__PASAJE PROPORCIONADO__.
⟨
Un sondeo amplio y anónimo realizado el año pasado en
distintas áreas de la administración central reveló que muchísimos empleados no
se consideran "servidores públicos" (les parece un concepto
denigrante) y rechazan la idea de que los ciudadanos que les pagamos el sueldo
somos sus clientes y nos deben atenciones; consideran además que deben estar
exentos de cualquier evaluación de desempeño: más bien piensan que ese concepto
es privativo de las corporaciones, una herejía insultante. En otros países, el
Estado es una organización afiatada y profesional, con una dirección sumamente
coordinada y planes de carrera por objetivos. Aquí es una agencia de
colocaciones y, en algunos casos, un reservorio de la mala política:
activistas, aliados y ñoquis. Cuando los nuevos funcionarios revisaron las
cuentas, descubrieron que había "11.000 celulares que no eran de
nadie" (sic) y 2000 que pertenecían a familiares y amigos de políticos y
directores; todos los pagaba el Tesoro nacional, es decir: los contribuyentes.
Al estilo kafkiano, en algunas oficinas encontraron grupos de hasta ocho
personas cuya única obligación diaria consistía en "ver Internet": no
debían realizar informes ni hacer nada más que webear seis horas cada día para
recibir a fin de mes su robusto salario. Esto no sería posible sin la
connivencia ideológica de los delegados gremiales ni la protección de una
fuerza política que venía a fortalecer el rol del Estado y que,
paradójicamente, lo fundió y lo degradó hasta límites alarmantes. Los
conservadores estatales disfrazados de progresistas irredentos sólo querían la
tecnología para su comodidad. Pero resulta que la digitalización y las redes
sociales terminaron con muchos secretismos y cajoneos rentados, y también
expusieron la negligencia de los agentes públicos. No hay nada que hacerle: el
neoliberalismo es impiadoso.
La idea de que Cambiemos quiere destruir el Estado es
refutada por el historiador Luis Alberto Romero. Macri, un obsesivo de la obra
pública, es estatista y viene a construir las capacidades esenciales del
aparato estatal y a entrenar su musculatura, afirma Romero, rompiendo la
simplificación binaria según la cual si no sos neoliberal sos populista, y
viceversa. Ese Estado innovador y fortalecido necesita proteger a los que no
pueden, convencer a los que no quieren, potenciar a los que saben y premiar a
los que intentan. Ser reformistas en este nuevo mundo implica, para una nación
atrasada que nunca practicó la democracia republicana ni el capitalismo serio,
desoír muchas críticas que los intelectuales europeos se hacen a sí mismos,
puesto que ellos descuentan las ventajas del ring y se concentran sólo en sus
perjuicios, mientras nosotros estamos arañando para ver si podremos subirnos
alguna vez a la lona. "Aquellos que no pueden cambiar su mente no pueden
cambiar nada", decía Shaw. No son progres que reman el progreso, sino
sonámbulos que retroceden. Reaccionarios.
⟩
[Anotaciones de cuadros delimitadores]
⟨
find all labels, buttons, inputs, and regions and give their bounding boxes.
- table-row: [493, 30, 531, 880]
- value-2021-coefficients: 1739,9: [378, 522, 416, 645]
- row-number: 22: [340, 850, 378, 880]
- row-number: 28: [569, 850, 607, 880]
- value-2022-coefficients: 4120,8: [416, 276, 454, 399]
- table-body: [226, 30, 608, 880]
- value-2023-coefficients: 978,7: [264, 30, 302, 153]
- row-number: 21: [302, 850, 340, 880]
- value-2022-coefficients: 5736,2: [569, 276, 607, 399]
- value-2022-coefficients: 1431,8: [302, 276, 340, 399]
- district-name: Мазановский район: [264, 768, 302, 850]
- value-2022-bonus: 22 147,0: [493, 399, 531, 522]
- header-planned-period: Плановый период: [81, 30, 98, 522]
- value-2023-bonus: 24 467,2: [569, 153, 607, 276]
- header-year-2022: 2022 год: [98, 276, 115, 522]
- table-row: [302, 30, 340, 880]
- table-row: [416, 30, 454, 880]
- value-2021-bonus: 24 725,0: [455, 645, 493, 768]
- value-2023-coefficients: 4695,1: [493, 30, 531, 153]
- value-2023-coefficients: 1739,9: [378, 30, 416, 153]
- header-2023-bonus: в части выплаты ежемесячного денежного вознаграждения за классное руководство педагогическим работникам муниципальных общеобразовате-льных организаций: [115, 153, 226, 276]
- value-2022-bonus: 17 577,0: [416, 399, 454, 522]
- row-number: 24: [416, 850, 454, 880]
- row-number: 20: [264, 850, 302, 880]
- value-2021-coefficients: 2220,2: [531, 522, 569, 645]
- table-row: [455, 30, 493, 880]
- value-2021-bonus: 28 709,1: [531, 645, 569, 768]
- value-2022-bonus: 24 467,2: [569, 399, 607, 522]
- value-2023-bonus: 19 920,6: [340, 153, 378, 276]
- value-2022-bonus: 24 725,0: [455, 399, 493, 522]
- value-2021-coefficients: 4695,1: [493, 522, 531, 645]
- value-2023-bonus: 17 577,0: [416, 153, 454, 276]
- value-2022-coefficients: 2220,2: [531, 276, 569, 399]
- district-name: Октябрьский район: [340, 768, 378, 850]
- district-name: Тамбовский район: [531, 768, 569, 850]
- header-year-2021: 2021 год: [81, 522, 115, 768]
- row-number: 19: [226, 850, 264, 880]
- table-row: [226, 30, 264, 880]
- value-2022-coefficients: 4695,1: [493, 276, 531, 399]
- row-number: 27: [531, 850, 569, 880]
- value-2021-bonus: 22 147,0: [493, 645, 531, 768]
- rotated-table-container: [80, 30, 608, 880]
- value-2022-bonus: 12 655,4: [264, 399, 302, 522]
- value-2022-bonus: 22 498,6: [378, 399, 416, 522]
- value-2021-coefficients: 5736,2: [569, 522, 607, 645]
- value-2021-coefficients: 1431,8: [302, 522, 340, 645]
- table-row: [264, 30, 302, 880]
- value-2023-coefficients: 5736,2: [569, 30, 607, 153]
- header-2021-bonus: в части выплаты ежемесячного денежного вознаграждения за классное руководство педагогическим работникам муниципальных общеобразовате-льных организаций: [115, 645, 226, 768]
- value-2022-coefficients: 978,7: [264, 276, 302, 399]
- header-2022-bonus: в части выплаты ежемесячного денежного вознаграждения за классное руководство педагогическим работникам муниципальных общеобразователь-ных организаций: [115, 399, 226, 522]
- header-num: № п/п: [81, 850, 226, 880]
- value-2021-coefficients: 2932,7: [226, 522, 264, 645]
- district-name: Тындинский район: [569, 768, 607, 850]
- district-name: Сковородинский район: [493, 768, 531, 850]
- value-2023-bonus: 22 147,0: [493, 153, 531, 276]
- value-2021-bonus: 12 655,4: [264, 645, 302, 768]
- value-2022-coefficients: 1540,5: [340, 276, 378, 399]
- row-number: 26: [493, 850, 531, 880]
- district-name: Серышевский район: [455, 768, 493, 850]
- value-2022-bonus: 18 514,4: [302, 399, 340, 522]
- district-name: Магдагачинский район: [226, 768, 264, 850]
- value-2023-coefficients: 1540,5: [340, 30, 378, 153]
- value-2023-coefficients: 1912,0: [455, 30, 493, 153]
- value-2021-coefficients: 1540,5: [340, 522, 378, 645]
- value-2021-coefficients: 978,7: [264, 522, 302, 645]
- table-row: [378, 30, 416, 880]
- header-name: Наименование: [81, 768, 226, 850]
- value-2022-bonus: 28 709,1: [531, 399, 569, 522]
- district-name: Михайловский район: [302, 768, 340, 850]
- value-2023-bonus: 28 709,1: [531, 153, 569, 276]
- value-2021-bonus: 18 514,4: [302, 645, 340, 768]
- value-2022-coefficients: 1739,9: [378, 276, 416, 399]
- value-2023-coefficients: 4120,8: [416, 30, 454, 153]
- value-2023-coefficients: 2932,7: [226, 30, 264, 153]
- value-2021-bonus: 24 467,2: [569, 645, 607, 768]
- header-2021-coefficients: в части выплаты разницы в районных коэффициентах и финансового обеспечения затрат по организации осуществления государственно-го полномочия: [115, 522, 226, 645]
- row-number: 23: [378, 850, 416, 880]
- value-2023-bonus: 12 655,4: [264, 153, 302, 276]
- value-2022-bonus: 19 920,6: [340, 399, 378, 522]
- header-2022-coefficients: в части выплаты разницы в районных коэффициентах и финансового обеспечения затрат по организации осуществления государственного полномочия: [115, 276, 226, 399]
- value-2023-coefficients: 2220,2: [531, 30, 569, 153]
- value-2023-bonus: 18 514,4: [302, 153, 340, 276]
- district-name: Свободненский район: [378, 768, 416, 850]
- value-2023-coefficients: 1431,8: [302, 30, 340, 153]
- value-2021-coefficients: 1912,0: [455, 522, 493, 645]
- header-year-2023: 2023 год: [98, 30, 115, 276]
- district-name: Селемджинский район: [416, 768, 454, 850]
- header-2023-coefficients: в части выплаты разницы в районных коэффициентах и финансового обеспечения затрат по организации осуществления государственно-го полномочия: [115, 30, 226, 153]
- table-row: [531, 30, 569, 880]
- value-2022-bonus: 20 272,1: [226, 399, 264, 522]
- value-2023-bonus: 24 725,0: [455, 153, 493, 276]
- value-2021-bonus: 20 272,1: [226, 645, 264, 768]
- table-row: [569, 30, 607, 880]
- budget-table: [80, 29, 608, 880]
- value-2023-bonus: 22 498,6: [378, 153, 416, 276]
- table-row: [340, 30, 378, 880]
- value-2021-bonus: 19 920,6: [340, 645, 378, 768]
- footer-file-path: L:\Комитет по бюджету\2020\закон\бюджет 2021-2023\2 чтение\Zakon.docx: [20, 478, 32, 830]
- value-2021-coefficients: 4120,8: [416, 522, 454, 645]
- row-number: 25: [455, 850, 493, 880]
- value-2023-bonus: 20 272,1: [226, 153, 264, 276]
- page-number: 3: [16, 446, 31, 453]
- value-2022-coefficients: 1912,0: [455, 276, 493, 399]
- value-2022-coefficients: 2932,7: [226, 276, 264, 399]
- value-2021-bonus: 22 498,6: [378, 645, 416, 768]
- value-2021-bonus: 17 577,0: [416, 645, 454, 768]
⟩
__CONSIGNA DADA A__. Transcribe del texto sobre el Estado y sus empleados el fragmento que empieza en "Al estilo kafkiano, en" y termina en "neoliberalismo es impiadoso.".
__CONSIGNA DADA B__. Enumera las cuatro cosas que, según el texto sobre el Estado y sus empleados, necesita hacer el Estado innovador y fortalecido.

__RESPUESTA ESPERADA A__.
Al estilo kafkiano, en algunas oficinas encontraron grupos de hasta ocho
personas cuya única obligación diaria consistía en "ver Internet": no
debían realizar informes ni hacer nada más que webear seis horas cada día para
recibir a fin de mes su robusto salario. Esto no sería posible sin la
connivencia ideológica de los delegados gremiales ni la protección de una
fuerza política que venía a fortalecer el rol del Estado y que,
paradójicamente, lo fundió y lo degradó hasta límites alarmantes. Los
conservadores estatales disfrazados de progresistas irredentos sólo querían la
tecnología para su comodidad. Pero resulta que la digitalización y las redes
sociales terminaron con muchos secretismos y cajoneos rentados, y también
expusieron la negligencia de los agentes públicos. No hay nada que hacerle: el
neoliberalismo es impiadoso.

__RESPUESTA ESPERADA B__.
- Proteger a los que no pueden
- Convencer a los que no quieren
- Potenciar a los que saben
- Premiar a los que intentan